TAHUN-TAHUN PERTAMA DI MADINAH
Abu Ayyub Al-Anshariy, yang nama aslinya Khalid bin Zaid An-NajjariyAl-Khazrajiy (dari puak Bani Najjar, kabilah Khazraj) bukanlah orang kaya. Namun terdorong oleh kecintaannya kepada Rasulullah Shalallahu alaihi wa aalihi wa shahbihi wa salam ia bersama keluarganya merasa gembira, bahkan amat bersyukur atas kesediaan Rasulullah Shalallahu alaihi wa aalihi wa shahbihi wa salam tinggal sementara di rumahnya. Kesediaan beliau itu dirasa sebagai kemuliaan besar yang dilimpahkan Allah Subhanahu wa ta’ala kepadanya. Ia menjamu beliau dengan segala kemampuan yang dimilikinya.
Sekalipun Abu Ayyub berulang-ulang menghendaki Rasulullah Shalallahu alaihi wa aalihi wa shahbihi wa salam menempati ruangan bagian atas rumahnya, tetapi beliau memilih tinggal di ruangan bagian bawah, sehingga Abu Ayyub sendiri merasa canggung karena ia berpendapat tidak layak menempati ruangan atas, sedangkan Rasulullah Shalallahu alaihi wa aalihi wa shahbihi wa salam berada di ruangan bawah. Demikian tinggi penghormatan yang diberikan Abu Ayyub dan keluarganya kepada beliau. Dengan tulus ikhlas mereka memberikan pelayanan yang diperlukan beliau. Abu Ayyub dalam menuturkan keadaan hari-hari pertama Rasulullah Shalallahu alaihi wa aalihi wa shahbihi wa salam di rumahnya, antara lain mengatakan: “Keluarga kami menghidangkan santap malam bagi Rasulullah Shalallahu alaihi wa aalihi wa shahbihi wa salam. Setelah beliau makan, sisa makanan yang masih tinggal kami makan dengan harapan beroleh keberkahan. Ketika itu beliau menempati bagian bawah rumahku sedang aku sekeluarga menempati bagian atas. Pada suatu hari sebuah wadah penuh air di ruanganku jatuh dan airnya tumpah. Aku dan istriku khawatir kalau-kalau air yang tumpah itu menetes ke ruangan bawah dan mengganggu Rasulullah Shalallahu alaihi wa aalihi wa shahbihi wa salam Selimut satu-satunya yang kumiliki segera kuambil dan kupergunakan untuk mengeringkan air yang tumpah itu”. Demikian riwayat berasal dari Abu Ayyub sendiri yang dikemukakan oleh Ibnu Ishaq.

Daftar Wilayah Elemen
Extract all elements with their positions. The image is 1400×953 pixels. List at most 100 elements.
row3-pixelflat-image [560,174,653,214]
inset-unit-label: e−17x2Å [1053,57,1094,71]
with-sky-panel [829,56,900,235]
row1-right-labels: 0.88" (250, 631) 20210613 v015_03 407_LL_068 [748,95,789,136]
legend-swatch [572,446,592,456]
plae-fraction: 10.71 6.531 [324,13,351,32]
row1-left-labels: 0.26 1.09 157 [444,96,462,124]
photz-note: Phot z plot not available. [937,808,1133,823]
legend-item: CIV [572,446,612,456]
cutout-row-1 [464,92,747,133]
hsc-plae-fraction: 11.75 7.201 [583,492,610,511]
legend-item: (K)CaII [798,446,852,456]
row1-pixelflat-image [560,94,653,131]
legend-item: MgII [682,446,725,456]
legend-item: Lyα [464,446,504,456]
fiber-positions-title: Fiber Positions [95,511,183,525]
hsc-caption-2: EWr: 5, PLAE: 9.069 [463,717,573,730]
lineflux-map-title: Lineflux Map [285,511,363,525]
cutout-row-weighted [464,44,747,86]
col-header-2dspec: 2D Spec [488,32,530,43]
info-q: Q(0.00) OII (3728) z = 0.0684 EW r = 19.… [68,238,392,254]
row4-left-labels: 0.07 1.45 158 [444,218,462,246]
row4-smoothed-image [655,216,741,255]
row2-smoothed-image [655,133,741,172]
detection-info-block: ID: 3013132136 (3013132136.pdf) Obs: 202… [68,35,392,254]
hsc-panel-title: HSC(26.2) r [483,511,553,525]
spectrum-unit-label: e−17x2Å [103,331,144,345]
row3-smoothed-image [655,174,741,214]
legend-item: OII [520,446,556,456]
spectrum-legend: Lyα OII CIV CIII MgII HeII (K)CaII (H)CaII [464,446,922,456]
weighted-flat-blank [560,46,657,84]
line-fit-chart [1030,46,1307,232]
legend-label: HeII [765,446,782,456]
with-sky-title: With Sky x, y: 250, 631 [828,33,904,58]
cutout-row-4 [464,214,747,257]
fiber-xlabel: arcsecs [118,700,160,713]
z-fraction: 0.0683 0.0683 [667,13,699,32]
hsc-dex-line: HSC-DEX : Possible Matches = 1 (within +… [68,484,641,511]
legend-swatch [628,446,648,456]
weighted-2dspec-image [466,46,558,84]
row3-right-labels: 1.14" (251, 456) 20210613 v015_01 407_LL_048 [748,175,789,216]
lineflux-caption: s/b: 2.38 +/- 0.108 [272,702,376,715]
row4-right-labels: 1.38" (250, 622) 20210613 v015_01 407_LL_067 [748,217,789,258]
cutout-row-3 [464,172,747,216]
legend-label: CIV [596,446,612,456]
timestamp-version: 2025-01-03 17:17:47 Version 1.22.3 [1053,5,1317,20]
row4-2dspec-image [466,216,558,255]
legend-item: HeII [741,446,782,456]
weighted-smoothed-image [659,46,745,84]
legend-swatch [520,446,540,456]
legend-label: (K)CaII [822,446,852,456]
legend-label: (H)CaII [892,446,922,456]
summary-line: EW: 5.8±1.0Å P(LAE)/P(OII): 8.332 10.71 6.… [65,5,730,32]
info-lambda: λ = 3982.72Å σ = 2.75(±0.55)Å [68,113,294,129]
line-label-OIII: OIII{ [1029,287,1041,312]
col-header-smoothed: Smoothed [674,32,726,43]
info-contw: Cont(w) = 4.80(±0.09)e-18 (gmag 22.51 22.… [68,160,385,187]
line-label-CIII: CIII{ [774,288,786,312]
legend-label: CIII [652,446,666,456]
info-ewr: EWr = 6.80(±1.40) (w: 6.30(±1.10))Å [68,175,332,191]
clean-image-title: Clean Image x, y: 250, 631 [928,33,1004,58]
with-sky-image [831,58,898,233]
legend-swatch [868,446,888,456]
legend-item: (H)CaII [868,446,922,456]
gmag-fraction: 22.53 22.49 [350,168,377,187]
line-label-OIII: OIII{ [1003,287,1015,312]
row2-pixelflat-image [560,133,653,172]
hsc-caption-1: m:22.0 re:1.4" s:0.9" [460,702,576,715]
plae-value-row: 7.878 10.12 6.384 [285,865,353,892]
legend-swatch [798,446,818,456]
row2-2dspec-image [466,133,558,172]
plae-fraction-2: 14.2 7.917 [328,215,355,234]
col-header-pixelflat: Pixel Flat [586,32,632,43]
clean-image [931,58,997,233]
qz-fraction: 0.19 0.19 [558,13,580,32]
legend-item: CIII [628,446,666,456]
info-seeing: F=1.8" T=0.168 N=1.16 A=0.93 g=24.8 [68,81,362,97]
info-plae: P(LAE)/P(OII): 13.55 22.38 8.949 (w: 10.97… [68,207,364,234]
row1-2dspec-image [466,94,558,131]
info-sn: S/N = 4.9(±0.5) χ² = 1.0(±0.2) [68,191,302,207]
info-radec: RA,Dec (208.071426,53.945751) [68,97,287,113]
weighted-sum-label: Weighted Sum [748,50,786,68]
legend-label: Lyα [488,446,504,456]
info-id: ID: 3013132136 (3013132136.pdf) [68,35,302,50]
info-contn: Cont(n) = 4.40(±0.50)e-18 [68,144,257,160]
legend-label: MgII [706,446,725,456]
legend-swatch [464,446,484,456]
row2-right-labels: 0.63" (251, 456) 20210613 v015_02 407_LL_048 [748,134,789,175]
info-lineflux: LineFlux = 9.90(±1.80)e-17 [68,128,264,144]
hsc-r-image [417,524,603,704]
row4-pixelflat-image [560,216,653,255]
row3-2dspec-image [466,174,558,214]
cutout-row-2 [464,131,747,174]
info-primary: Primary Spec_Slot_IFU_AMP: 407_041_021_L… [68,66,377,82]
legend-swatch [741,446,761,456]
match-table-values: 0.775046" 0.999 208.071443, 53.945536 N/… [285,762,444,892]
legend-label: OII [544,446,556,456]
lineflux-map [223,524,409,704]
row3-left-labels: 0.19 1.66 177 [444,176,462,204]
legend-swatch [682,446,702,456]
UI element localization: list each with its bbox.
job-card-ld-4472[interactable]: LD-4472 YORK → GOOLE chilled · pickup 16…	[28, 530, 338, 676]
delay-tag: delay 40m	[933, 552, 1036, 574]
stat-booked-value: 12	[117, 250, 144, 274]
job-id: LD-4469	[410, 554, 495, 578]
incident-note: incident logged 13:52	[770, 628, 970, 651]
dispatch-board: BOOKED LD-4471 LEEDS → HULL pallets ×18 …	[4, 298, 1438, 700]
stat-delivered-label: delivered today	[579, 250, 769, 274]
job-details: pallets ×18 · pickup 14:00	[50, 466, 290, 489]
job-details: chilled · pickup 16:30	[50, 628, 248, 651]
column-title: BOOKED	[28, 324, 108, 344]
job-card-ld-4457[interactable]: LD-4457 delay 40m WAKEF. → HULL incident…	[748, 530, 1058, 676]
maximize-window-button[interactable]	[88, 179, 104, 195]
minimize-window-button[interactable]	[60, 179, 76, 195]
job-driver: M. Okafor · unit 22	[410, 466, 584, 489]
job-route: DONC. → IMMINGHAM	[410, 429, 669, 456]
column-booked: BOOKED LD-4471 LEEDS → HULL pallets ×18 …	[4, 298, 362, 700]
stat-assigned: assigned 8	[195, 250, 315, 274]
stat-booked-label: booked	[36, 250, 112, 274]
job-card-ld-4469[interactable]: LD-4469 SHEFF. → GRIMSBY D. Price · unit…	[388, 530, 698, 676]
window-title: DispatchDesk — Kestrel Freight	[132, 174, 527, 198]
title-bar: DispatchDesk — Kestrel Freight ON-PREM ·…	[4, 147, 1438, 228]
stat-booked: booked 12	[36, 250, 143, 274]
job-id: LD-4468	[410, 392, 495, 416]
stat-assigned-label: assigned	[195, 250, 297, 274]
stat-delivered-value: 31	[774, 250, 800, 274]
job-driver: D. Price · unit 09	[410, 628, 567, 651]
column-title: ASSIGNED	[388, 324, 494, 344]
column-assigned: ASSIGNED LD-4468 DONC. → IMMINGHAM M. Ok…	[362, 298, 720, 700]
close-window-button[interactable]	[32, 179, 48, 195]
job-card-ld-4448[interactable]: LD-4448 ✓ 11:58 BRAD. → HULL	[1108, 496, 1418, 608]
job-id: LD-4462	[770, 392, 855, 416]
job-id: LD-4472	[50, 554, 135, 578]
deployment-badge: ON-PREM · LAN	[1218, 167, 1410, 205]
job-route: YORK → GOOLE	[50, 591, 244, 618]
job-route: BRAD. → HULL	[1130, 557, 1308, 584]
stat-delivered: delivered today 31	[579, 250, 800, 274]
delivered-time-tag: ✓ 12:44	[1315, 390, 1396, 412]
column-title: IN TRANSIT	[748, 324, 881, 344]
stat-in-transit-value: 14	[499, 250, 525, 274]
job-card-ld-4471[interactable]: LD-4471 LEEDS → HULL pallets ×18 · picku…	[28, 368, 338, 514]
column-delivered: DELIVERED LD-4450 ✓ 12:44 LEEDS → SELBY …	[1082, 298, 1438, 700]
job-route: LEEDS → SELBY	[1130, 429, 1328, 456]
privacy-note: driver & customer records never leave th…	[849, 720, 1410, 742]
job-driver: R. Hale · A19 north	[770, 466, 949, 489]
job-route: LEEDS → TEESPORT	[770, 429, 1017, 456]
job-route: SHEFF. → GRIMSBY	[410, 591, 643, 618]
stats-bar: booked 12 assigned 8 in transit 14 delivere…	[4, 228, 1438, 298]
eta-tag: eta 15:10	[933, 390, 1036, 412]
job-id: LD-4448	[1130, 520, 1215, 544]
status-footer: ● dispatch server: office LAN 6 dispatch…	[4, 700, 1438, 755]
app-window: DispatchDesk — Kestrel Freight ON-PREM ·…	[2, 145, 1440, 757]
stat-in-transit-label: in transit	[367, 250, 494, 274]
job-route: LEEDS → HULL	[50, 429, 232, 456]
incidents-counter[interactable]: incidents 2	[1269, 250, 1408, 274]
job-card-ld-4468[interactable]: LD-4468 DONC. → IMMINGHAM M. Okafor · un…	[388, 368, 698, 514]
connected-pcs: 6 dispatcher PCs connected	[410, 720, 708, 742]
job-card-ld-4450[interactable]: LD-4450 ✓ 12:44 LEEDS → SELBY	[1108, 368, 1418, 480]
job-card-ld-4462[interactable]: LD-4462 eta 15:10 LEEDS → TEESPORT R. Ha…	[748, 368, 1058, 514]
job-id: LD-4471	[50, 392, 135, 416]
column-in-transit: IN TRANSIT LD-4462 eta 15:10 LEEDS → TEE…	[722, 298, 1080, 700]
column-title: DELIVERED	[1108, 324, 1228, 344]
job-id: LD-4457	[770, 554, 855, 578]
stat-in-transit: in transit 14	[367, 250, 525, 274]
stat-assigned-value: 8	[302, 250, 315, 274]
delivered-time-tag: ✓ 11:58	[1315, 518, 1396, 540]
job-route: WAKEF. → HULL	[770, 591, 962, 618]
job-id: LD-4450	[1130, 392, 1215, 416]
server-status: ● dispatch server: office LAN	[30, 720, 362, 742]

KUMPULAN TUGAS →
A) Tuliskan kembali dengan persis bagian petikan tentang Abu Ayyub di antara "TAHUN-TAHUN PERTAMA DI" dan "kemampuan yang dimilikinya.", termasuk kedua batas itu.
B) Menurut petikan tentang Abu Ayyub, benda apa yang dipakai Abu Ayyub untuk mengeringkan air yang tumpah di ruangannya?
Daftar tersebut diambil dari sumber lain, bukan dari petikan tentang Abu Ayyub.

JAWABAN TUGAS →
A)
TAHUN-TAHUN PERTAMA DI MADINAH
Abu Ayyub Al-Anshariy, yang nama aslinya Khalid bin Zaid An-NajjariyAl-Khazrajiy (dari puak Bani Najjar, kabilah Khazraj) bukanlah orang kaya. Namun terdorong oleh kecintaannya kepada Rasulullah Shalallahu alaihi wa aalihi wa shahbihi wa salam ia bersama keluarganya merasa gembira, bahkan amat bersyukur atas kesediaan Rasulullah Shalallahu alaihi wa aalihi wa shahbihi wa salam tinggal sementara di rumahnya. Kesediaan beliau itu dirasa sebagai kemuliaan besar yang dilimpahkan Allah Subhanahu wa ta’ala kepadanya. Ia menjamu beliau dengan segala kemampuan yang dimilikinya.

B) Selimut satu-satunya yang ia miliki.